• _Excerpted records_
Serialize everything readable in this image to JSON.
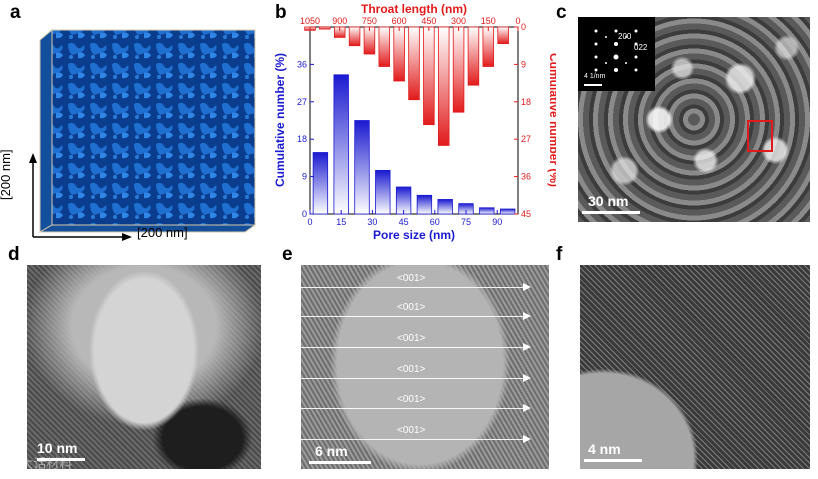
{
  "panels": {
    "a": {
      "label": "a",
      "axis_y": "[200 nm]",
      "axis_x": "[200 nm]"
    },
    "b": {
      "label": "b"
    },
    "c": {
      "label": "c",
      "scale": "30 nm",
      "inset_spot_1": "200",
      "inset_spot_2": "022",
      "inset_scale": "4 1/nm"
    },
    "d": {
      "label": "d",
      "scale": "10 nm",
      "watermark": "© 大话材料"
    },
    "e": {
      "label": "e",
      "scale": "6 nm",
      "directions": [
        "<001>",
        "<001>",
        "<001>",
        "<001>",
        "<001>",
        "<001>"
      ]
    },
    "f": {
      "label": "f",
      "scale": "4 nm"
    }
  },
  "chart_data": {
    "type": "bar",
    "pore": {
      "xlabel": "Pore size (nm)",
      "ylabel": "Cumulative number (%)",
      "x": [
        5,
        15,
        25,
        35,
        45,
        55,
        65,
        75,
        85,
        95
      ],
      "values": [
        14.8,
        33.5,
        22.5,
        10.5,
        6.5,
        4.5,
        3.5,
        2.5,
        1.5,
        1.2
      ],
      "ylim": [
        0,
        45
      ],
      "yticks": [
        0,
        9,
        18,
        27,
        36
      ],
      "xticks": [
        0,
        15,
        30,
        45,
        60,
        75,
        90
      ],
      "color": "#1a1ad0"
    },
    "throat": {
      "xlabel": "Throat length (nm)",
      "ylabel": "Cumulative number (%)",
      "x": [
        1050,
        975,
        900,
        825,
        750,
        675,
        600,
        525,
        450,
        375,
        300,
        225,
        150,
        75
      ],
      "values": [
        0.8,
        0.5,
        2.5,
        4.5,
        6.5,
        9.5,
        13.0,
        17.5,
        23.5,
        28.5,
        20.5,
        14.0,
        9.5,
        4.0
      ],
      "ylim": [
        0,
        45
      ],
      "yticks": [
        0,
        9,
        18,
        27,
        36,
        45
      ],
      "xticks": [
        1050,
        900,
        750,
        600,
        450,
        300,
        150,
        0
      ],
      "color": "#e11b1b"
    }
  }
}
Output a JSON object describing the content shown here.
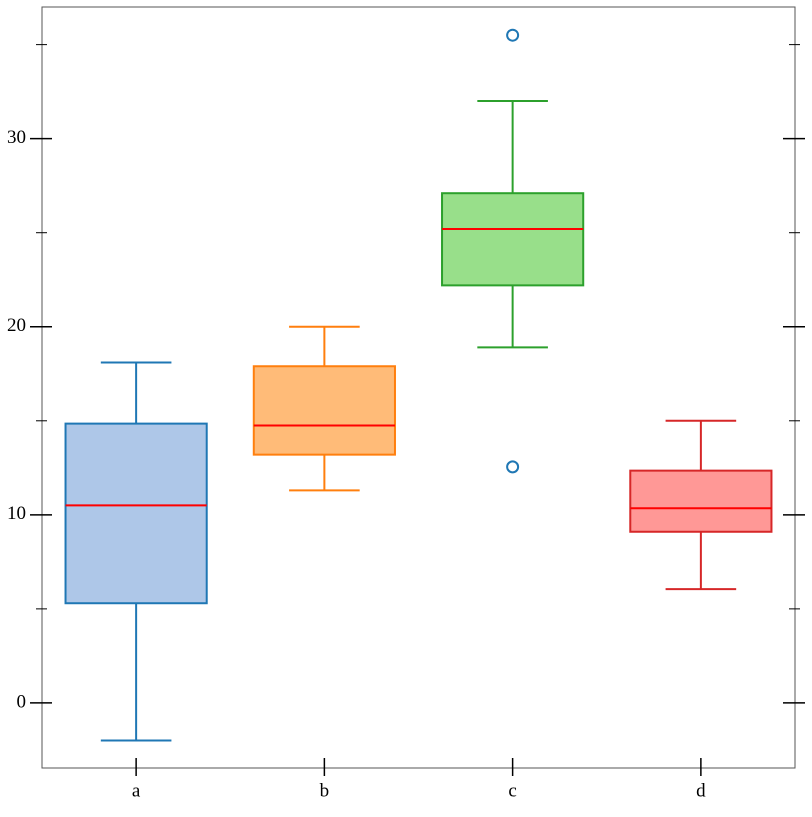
{
  "chart_data": {
    "type": "box",
    "categories": [
      "a",
      "b",
      "c",
      "d"
    ],
    "boxes": [
      {
        "low": -2.0,
        "q1": 5.3,
        "median": 10.5,
        "q3": 14.85,
        "high": 18.1,
        "outliers": []
      },
      {
        "low": 11.3,
        "q1": 13.2,
        "median": 14.75,
        "q3": 17.9,
        "high": 20.0,
        "outliers": []
      },
      {
        "low": 18.9,
        "q1": 22.2,
        "median": 25.2,
        "q3": 27.1,
        "high": 32.0,
        "outliers": [
          35.5,
          12.55
        ]
      },
      {
        "low": 6.05,
        "q1": 9.1,
        "median": 10.35,
        "q3": 12.35,
        "high": 15.0,
        "outliers": []
      }
    ],
    "colors": [
      "#1f77b4",
      "#ff7f0e",
      "#2ca02c",
      "#d62728"
    ],
    "fills": [
      "#aec7e8",
      "#ffbb78",
      "#98df8a",
      "#ff9896"
    ],
    "median_color": "#ff0000",
    "outlier_color": "#1f77b4",
    "ylim": [
      -3.46,
      37.0
    ],
    "yticks": [
      0,
      10,
      20,
      30
    ],
    "yminorticks": [
      5,
      15,
      25,
      35
    ]
  }
}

• _Set exercise_
Omit all pictures while transcribing the entries verbatim.

• _Finished task_
Serialize everything readable in this image to JSON.
{
  "panels": {
    "a": {
      "label": "a",
      "axis_y": "[200 nm]",
      "axis_x": "[200 nm]"
    },
    "b": {
      "label": "b"
    },
    "c": {
      "label": "c",
      "scale": "30 nm",
      "inset_spot_1": "200",
      "inset_spot_2": "022",
      "inset_scale": "4 1/nm"
    },
    "d": {
      "label": "d",
      "scale": "10 nm",
      "watermark": "© 大话材料"
    },
    "e": {
      "label": "e",
      "scale": "6 nm",
      "directions": [
        "<001>",
        "<001>",
        "<001>",
        "<001>",
        "<001>",
        "<001>"
      ]
    },
    "f": {
      "label": "f",
      "scale": "4 nm"
    }
  },
  "chart_data": {
    "type": "bar",
    "pore": {
      "xlabel": "Pore size (nm)",
      "ylabel": "Cumulative number (%)",
      "x": [
        5,
        15,
        25,
        35,
        45,
        55,
        65,
        75,
        85,
        95
      ],
      "values": [
        14.8,
        33.5,
        22.5,
        10.5,
        6.5,
        4.5,
        3.5,
        2.5,
        1.5,
        1.2
      ],
      "ylim": [
        0,
        45
      ],
      "yticks": [
        0,
        9,
        18,
        27,
        36
      ],
      "xticks": [
        0,
        15,
        30,
        45,
        60,
        75,
        90
      ],
      "color": "#1a1ad0"
    },
    "throat": {
      "xlabel": "Throat length (nm)",
      "ylabel": "Cumulative number (%)",
      "x": [
        1050,
        975,
        900,
        825,
        750,
        675,
        600,
        525,
        450,
        375,
        300,
        225,
        150,
        75
      ],
      "values": [
        0.8,
        0.5,
        2.5,
        4.5,
        6.5,
        9.5,
        13.0,
        17.5,
        23.5,
        28.5,
        20.5,
        14.0,
        9.5,
        4.0
      ],
      "ylim": [
        0,
        45
      ],
      "yticks": [
        0,
        9,
        18,
        27,
        36,
        45
      ],
      "xticks": [
        1050,
        900,
        750,
        600,
        450,
        300,
        150,
        0
      ],
      "color": "#e11b1b"
    }
  }
}
Output a JSON object describing the content shown here.
{
  "chart_data": {
    "type": "box",
    "categories": [
      "a",
      "b",
      "c",
      "d"
    ],
    "boxes": [
      {
        "low": -2.0,
        "q1": 5.3,
        "median": 10.5,
        "q3": 14.85,
        "high": 18.1,
        "outliers": []
      },
      {
        "low": 11.3,
        "q1": 13.2,
        "median": 14.75,
        "q3": 17.9,
        "high": 20.0,
        "outliers": []
      },
      {
        "low": 18.9,
        "q1": 22.2,
        "median": 25.2,
        "q3": 27.1,
        "high": 32.0,
        "outliers": [
          35.5,
          12.55
        ]
      },
      {
        "low": 6.05,
        "q1": 9.1,
        "median": 10.35,
        "q3": 12.35,
        "high": 15.0,
        "outliers": []
      }
    ],
    "colors": [
      "#1f77b4",
      "#ff7f0e",
      "#2ca02c",
      "#d62728"
    ],
    "fills": [
      "#aec7e8",
      "#ffbb78",
      "#98df8a",
      "#ff9896"
    ],
    "median_color": "#ff0000",
    "outlier_color": "#1f77b4",
    "ylim": [
      -3.46,
      37.0
    ],
    "yticks": [
      0,
      10,
      20,
      30
    ],
    "yminorticks": [
      5,
      15,
      25,
      35
    ]
  }
}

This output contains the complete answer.